- _INSTRUCTION_: Every entry needs to be reproduced exactly.

───

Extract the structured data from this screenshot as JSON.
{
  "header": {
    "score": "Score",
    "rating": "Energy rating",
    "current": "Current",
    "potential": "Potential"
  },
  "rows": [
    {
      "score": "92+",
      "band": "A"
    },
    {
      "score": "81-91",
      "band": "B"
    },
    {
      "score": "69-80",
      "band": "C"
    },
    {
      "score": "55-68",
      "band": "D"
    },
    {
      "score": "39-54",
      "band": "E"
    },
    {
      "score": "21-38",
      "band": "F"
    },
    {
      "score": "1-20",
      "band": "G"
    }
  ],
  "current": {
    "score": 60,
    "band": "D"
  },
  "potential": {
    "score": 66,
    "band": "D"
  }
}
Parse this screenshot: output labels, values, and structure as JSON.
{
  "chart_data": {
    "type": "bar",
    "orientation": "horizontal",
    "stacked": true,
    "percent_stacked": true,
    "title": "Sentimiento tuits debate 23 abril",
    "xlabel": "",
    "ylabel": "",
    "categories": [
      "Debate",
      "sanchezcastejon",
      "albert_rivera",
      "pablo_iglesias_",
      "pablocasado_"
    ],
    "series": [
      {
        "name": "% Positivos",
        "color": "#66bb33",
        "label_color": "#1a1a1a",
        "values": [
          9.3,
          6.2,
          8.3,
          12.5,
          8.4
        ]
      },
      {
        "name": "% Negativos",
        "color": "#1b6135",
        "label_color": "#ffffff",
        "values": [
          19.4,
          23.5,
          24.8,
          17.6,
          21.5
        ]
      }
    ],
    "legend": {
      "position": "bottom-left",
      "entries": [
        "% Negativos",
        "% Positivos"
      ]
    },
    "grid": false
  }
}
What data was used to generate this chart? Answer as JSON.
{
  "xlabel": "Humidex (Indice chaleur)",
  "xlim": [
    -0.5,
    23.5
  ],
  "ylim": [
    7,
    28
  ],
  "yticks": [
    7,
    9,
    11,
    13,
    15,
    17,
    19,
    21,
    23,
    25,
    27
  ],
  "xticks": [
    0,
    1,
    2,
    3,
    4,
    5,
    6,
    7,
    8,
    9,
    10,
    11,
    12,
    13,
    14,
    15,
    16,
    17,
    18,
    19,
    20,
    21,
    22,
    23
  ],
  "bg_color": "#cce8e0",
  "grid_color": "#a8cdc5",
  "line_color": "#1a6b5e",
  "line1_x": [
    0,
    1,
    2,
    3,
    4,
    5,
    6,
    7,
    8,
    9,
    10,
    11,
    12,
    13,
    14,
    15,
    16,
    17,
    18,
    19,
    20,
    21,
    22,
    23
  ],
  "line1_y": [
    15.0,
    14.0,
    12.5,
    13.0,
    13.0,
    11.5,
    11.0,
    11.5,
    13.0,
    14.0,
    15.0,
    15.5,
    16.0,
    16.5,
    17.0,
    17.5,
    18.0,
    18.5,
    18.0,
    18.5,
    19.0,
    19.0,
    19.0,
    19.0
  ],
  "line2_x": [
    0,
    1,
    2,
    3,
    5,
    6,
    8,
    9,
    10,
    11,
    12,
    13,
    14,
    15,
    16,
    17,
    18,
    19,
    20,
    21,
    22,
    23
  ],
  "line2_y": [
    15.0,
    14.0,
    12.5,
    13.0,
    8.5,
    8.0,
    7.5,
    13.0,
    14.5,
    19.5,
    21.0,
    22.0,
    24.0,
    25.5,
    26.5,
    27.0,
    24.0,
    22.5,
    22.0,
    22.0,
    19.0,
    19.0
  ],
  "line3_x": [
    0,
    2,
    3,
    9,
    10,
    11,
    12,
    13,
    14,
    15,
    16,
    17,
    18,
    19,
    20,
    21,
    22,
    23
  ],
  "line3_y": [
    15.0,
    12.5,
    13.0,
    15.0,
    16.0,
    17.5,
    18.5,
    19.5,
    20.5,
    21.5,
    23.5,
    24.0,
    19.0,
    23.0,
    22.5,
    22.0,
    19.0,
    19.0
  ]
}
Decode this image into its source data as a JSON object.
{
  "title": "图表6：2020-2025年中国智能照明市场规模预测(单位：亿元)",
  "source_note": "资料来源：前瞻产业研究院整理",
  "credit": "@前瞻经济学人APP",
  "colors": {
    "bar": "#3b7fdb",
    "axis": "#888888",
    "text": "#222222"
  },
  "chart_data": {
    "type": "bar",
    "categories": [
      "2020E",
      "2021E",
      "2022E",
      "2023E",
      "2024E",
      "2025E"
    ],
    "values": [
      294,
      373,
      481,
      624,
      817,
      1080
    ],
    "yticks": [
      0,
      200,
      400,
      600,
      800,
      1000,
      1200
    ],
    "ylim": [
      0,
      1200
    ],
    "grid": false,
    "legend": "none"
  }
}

───

- _ANSWER TO THE TASK_:
Extract the structured data from this screenshot as JSON.
{
  "header": {
    "score": "Score",
    "rating": "Energy rating",
    "current": "Current",
    "potential": "Potential"
  },
  "rows": [
    {
      "score": "92+",
      "band": "A"
    },
    {
      "score": "81-91",
      "band": "B"
    },
    {
      "score": "69-80",
      "band": "C"
    },
    {
      "score": "55-68",
      "band": "D"
    },
    {
      "score": "39-54",
      "band": "E"
    },
    {
      "score": "21-38",
      "band": "F"
    },
    {
      "score": "1-20",
      "band": "G"
    }
  ],
  "current": {
    "score": 60,
    "band": "D"
  },
  "potential": {
    "score": 66,
    "band": "D"
  }
}
Parse this screenshot: output labels, values, and structure as JSON.
{
  "chart_data": {
    "type": "bar",
    "orientation": "horizontal",
    "stacked": true,
    "percent_stacked": true,
    "title": "Sentimiento tuits debate 23 abril",
    "xlabel": "",
    "ylabel": "",
    "categories": [
      "Debate",
      "sanchezcastejon",
      "albert_rivera",
      "pablo_iglesias_",
      "pablocasado_"
    ],
    "series": [
      {
        "name": "% Positivos",
        "color": "#66bb33",
        "label_color": "#1a1a1a",
        "values": [
          9.3,
          6.2,
          8.3,
          12.5,
          8.4
        ]
      },
      {
        "name": "% Negativos",
        "color": "#1b6135",
        "label_color": "#ffffff",
        "values": [
          19.4,
          23.5,
          24.8,
          17.6,
          21.5
        ]
      }
    ],
    "legend": {
      "position": "bottom-left",
      "entries": [
        "% Negativos",
        "% Positivos"
      ]
    },
    "grid": false
  }
}
What data was used to generate this chart? Answer as JSON.
{
  "xlabel": "Humidex (Indice chaleur)",
  "xlim": [
    -0.5,
    23.5
  ],
  "ylim": [
    7,
    28
  ],
  "yticks": [
    7,
    9,
    11,
    13,
    15,
    17,
    19,
    21,
    23,
    25,
    27
  ],
  "xticks": [
    0,
    1,
    2,
    3,
    4,
    5,
    6,
    7,
    8,
    9,
    10,
    11,
    12,
    13,
    14,
    15,
    16,
    17,
    18,
    19,
    20,
    21,
    22,
    23
  ],
  "bg_color": "#cce8e0",
  "grid_color": "#a8cdc5",
  "line_color": "#1a6b5e",
  "line1_x": [
    0,
    1,
    2,
    3,
    4,
    5,
    6,
    7,
    8,
    9,
    10,
    11,
    12,
    13,
    14,
    15,
    16,
    17,
    18,
    19,
    20,
    21,
    22,
    23
  ],
  "line1_y": [
    15.0,
    14.0,
    12.5,
    13.0,
    13.0,
    11.5,
    11.0,
    11.5,
    13.0,
    14.0,
    15.0,
    15.5,
    16.0,
    16.5,
    17.0,
    17.5,
    18.0,
    18.5,
    18.0,
    18.5,
    19.0,
    19.0,
    19.0,
    19.0
  ],
  "line2_x": [
    0,
    1,
    2,
    3,
    5,
    6,
    8,
    9,
    10,
    11,
    12,
    13,
    14,
    15,
    16,
    17,
    18,
    19,
    20,
    21,
    22,
    23
  ],
  "line2_y": [
    15.0,
    14.0,
    12.5,
    13.0,
    8.5,
    8.0,
    7.5,
    13.0,
    14.5,
    19.5,
    21.0,
    22.0,
    24.0,
    25.5,
    26.5,
    27.0,
    24.0,
    22.5,
    22.0,
    22.0,
    19.0,
    19.0
  ],
  "line3_x": [
    0,
    2,
    3,
    9,
    10,
    11,
    12,
    13,
    14,
    15,
    16,
    17,
    18,
    19,
    20,
    21,
    22,
    23
  ],
  "line3_y": [
    15.0,
    12.5,
    13.0,
    15.0,
    16.0,
    17.5,
    18.5,
    19.5,
    20.5,
    21.5,
    23.5,
    24.0,
    19.0,
    23.0,
    22.5,
    22.0,
    19.0,
    19.0
  ]
}
Decode this image into its source data as a JSON object.
{
  "title": "图表6：2020-2025年中国智能照明市场规模预测(单位：亿元)",
  "source_note": "资料来源：前瞻产业研究院整理",
  "credit": "@前瞻经济学人APP",
  "colors": {
    "bar": "#3b7fdb",
    "axis": "#888888",
    "text": "#222222"
  },
  "chart_data": {
    "type": "bar",
    "categories": [
      "2020E",
      "2021E",
      "2022E",
      "2023E",
      "2024E",
      "2025E"
    ],
    "values": [
      294,
      373,
      481,
      624,
      817,
      1080
    ],
    "yticks": [
      0,
      200,
      400,
      600,
      800,
      1000,
      1200
    ],
    "ylim": [
      0,
      1200
    ],
    "grid": false,
    "legend": "none"
  }
}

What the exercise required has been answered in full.